Stated exercise -
Restate the data word for word and leave the images out.

Dataset records -

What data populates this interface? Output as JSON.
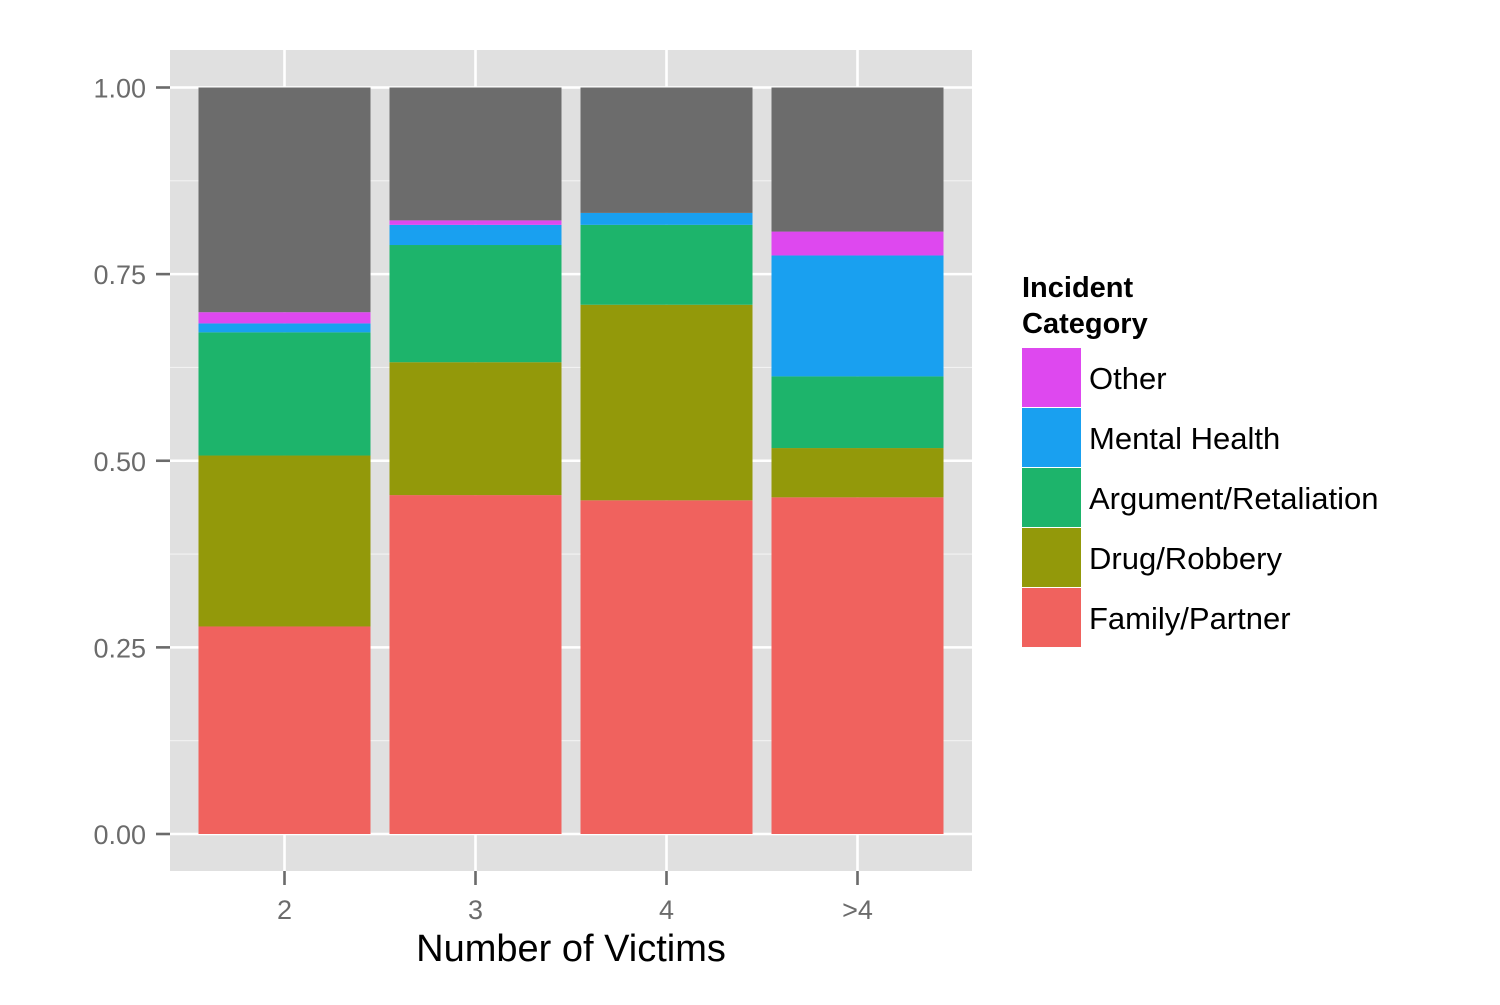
{
  "chart_data": {
    "type": "bar",
    "stacked": true,
    "categories": [
      "2",
      "3",
      "4",
      ">4"
    ],
    "series": [
      {
        "name": "Family/Partner",
        "color": "#F0625E",
        "values": [
          0.278,
          0.454,
          0.447,
          0.451
        ]
      },
      {
        "name": "Drug/Robbery",
        "color": "#93990A",
        "values": [
          0.229,
          0.178,
          0.262,
          0.066
        ]
      },
      {
        "name": "Argument/Retaliation",
        "color": "#1DB46B",
        "values": [
          0.165,
          0.157,
          0.107,
          0.096
        ]
      },
      {
        "name": "Mental Health",
        "color": "#19A0F0",
        "values": [
          0.012,
          0.027,
          0.016,
          0.162
        ]
      },
      {
        "name": "Other",
        "color": "#DE48EF",
        "values": [
          0.015,
          0.006,
          0.0,
          0.032
        ]
      },
      {
        "name": "",
        "color": "#6C6C6C",
        "values": [
          0.301,
          0.178,
          0.168,
          0.193
        ]
      }
    ],
    "xlabel": "Number of Victims",
    "ylabel": "",
    "ylim": [
      0,
      1.05
    ],
    "yticks": [
      "0.00",
      "0.25",
      "0.50",
      "0.75",
      "1.00"
    ],
    "ytick_values": [
      0,
      0.25,
      0.5,
      0.75,
      1.0
    ],
    "legend": {
      "title": "Incident\nCategory",
      "title_lines": [
        "Incident",
        "Category"
      ],
      "order": [
        "Other",
        "Mental Health",
        "Argument/Retaliation",
        "Drug/Robbery",
        "Family/Partner"
      ],
      "placement": "right"
    },
    "colors": {
      "panel_background": "#E0E0E0",
      "grid": "#FFFFFF",
      "tick_mark": "#6b6b6b"
    },
    "grid": true
  }
}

Expected answer -
What data populates this interface? Output as JSON.
{
  "chart_data": {
    "type": "bar",
    "stacked": true,
    "categories": [
      "2",
      "3",
      "4",
      ">4"
    ],
    "series": [
      {
        "name": "Family/Partner",
        "color": "#F0625E",
        "values": [
          0.278,
          0.454,
          0.447,
          0.451
        ]
      },
      {
        "name": "Drug/Robbery",
        "color": "#93990A",
        "values": [
          0.229,
          0.178,
          0.262,
          0.066
        ]
      },
      {
        "name": "Argument/Retaliation",
        "color": "#1DB46B",
        "values": [
          0.165,
          0.157,
          0.107,
          0.096
        ]
      },
      {
        "name": "Mental Health",
        "color": "#19A0F0",
        "values": [
          0.012,
          0.027,
          0.016,
          0.162
        ]
      },
      {
        "name": "Other",
        "color": "#DE48EF",
        "values": [
          0.015,
          0.006,
          0.0,
          0.032
        ]
      },
      {
        "name": "",
        "color": "#6C6C6C",
        "values": [
          0.301,
          0.178,
          0.168,
          0.193
        ]
      }
    ],
    "xlabel": "Number of Victims",
    "ylabel": "",
    "ylim": [
      0,
      1.05
    ],
    "yticks": [
      "0.00",
      "0.25",
      "0.50",
      "0.75",
      "1.00"
    ],
    "ytick_values": [
      0,
      0.25,
      0.5,
      0.75,
      1.0
    ],
    "legend": {
      "title": "Incident\nCategory",
      "title_lines": [
        "Incident",
        "Category"
      ],
      "order": [
        "Other",
        "Mental Health",
        "Argument/Retaliation",
        "Drug/Robbery",
        "Family/Partner"
      ],
      "placement": "right"
    },
    "colors": {
      "panel_background": "#E0E0E0",
      "grid": "#FFFFFF",
      "tick_mark": "#6b6b6b"
    },
    "grid": true
  }
}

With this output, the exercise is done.